Extract every entry word for word. Skip the pictures.

+--

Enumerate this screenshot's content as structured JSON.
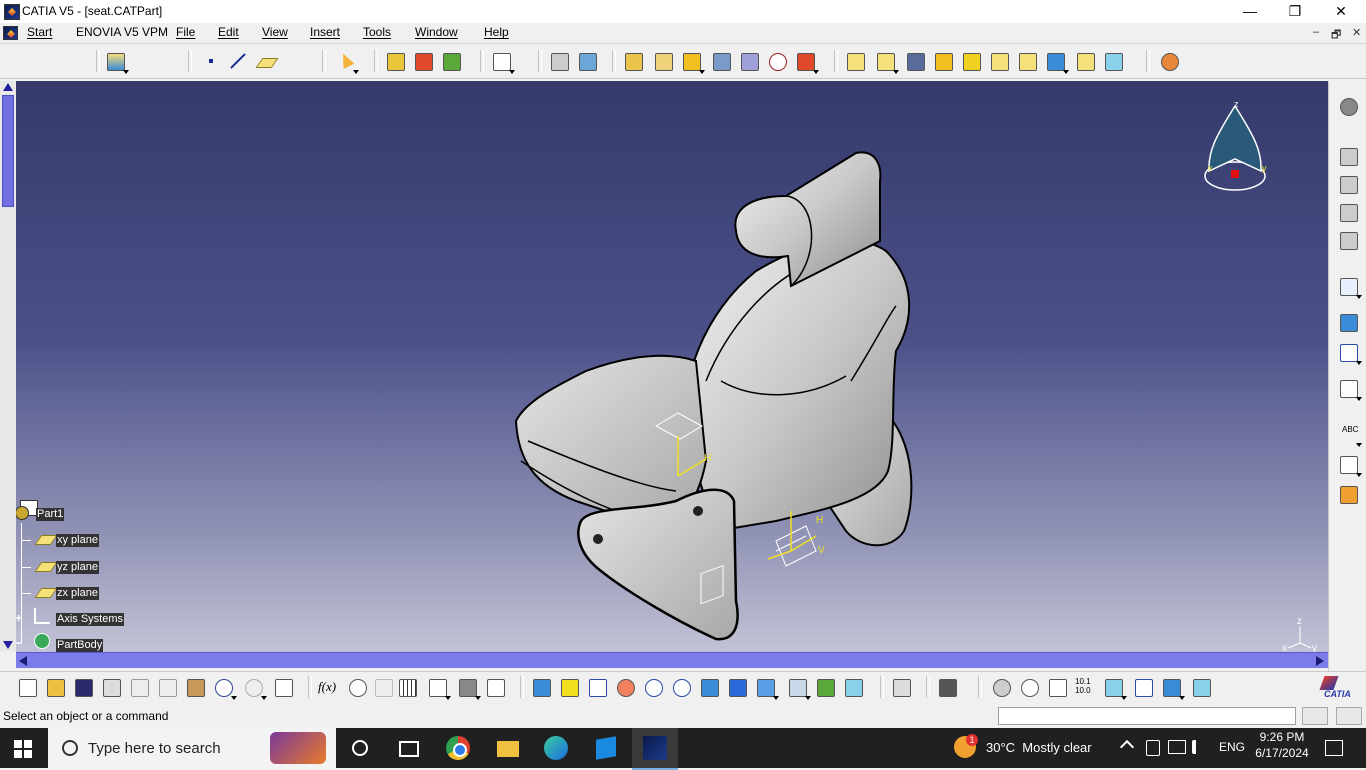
{
  "window": {
    "title": "CATIA V5 - [seat.CATPart]",
    "controls": {
      "minimize": "—",
      "restore": "❐",
      "close": "✕"
    },
    "mdi_controls": {
      "minimize": "–",
      "restore": "🗗",
      "close": "✕"
    }
  },
  "menubar": {
    "items": [
      "Start",
      "ENOVIA V5 VPM",
      "File",
      "Edit",
      "View",
      "Insert",
      "Tools",
      "Window",
      "Help"
    ]
  },
  "tree": {
    "root": "Part1",
    "children": [
      "xy plane",
      "yz plane",
      "zx plane",
      "Axis Systems",
      "PartBody"
    ],
    "expanders": {
      "axis": "+",
      "body": "−"
    }
  },
  "viewport": {
    "compass_labels": {
      "z": "z",
      "x": "x",
      "y": "y"
    },
    "axis_labels": {
      "z": "z",
      "x": "x",
      "y": "y"
    },
    "sketch_labels": {
      "v": "V",
      "h": "H"
    }
  },
  "status": {
    "message": "Select an object or a command"
  },
  "taskbar": {
    "search_placeholder": "Type here to search",
    "weather": "30°C  Mostly clear",
    "weather_badge": "1",
    "language": "ENG",
    "time": "9:26 PM",
    "date": "6/17/2024"
  },
  "toolbar_bottom": {
    "fx_label": "f(x)",
    "grid_label": "10.1\n10.0",
    "abc_label": "ABC"
  },
  "brand": {
    "logo_text": "CATIA"
  },
  "colors": {
    "viewport_top": "#353a6b",
    "viewport_bottom": "#c3c3d6",
    "scrollbar": "#7b7bea",
    "taskbar": "#202020"
  }
}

+--

■ Result:
Enumerate this screenshot's content as structured JSON.
{
  "window": {
    "title": "CATIA V5 - [seat.CATPart]",
    "controls": {
      "minimize": "—",
      "restore": "❐",
      "close": "✕"
    },
    "mdi_controls": {
      "minimize": "–",
      "restore": "🗗",
      "close": "✕"
    }
  },
  "menubar": {
    "items": [
      "Start",
      "ENOVIA V5 VPM",
      "File",
      "Edit",
      "View",
      "Insert",
      "Tools",
      "Window",
      "Help"
    ]
  },
  "tree": {
    "root": "Part1",
    "children": [
      "xy plane",
      "yz plane",
      "zx plane",
      "Axis Systems",
      "PartBody"
    ],
    "expanders": {
      "axis": "+",
      "body": "−"
    }
  },
  "viewport": {
    "compass_labels": {
      "z": "z",
      "x": "x",
      "y": "y"
    },
    "axis_labels": {
      "z": "z",
      "x": "x",
      "y": "y"
    },
    "sketch_labels": {
      "v": "V",
      "h": "H"
    }
  },
  "status": {
    "message": "Select an object or a command"
  },
  "taskbar": {
    "search_placeholder": "Type here to search",
    "weather": "30°C  Mostly clear",
    "weather_badge": "1",
    "language": "ENG",
    "time": "9:26 PM",
    "date": "6/17/2024"
  },
  "toolbar_bottom": {
    "fx_label": "f(x)",
    "grid_label": "10.1\n10.0",
    "abc_label": "ABC"
  },
  "brand": {
    "logo_text": "CATIA"
  },
  "colors": {
    "viewport_top": "#353a6b",
    "viewport_bottom": "#c3c3d6",
    "scrollbar": "#7b7bea",
    "taskbar": "#202020"
  }
}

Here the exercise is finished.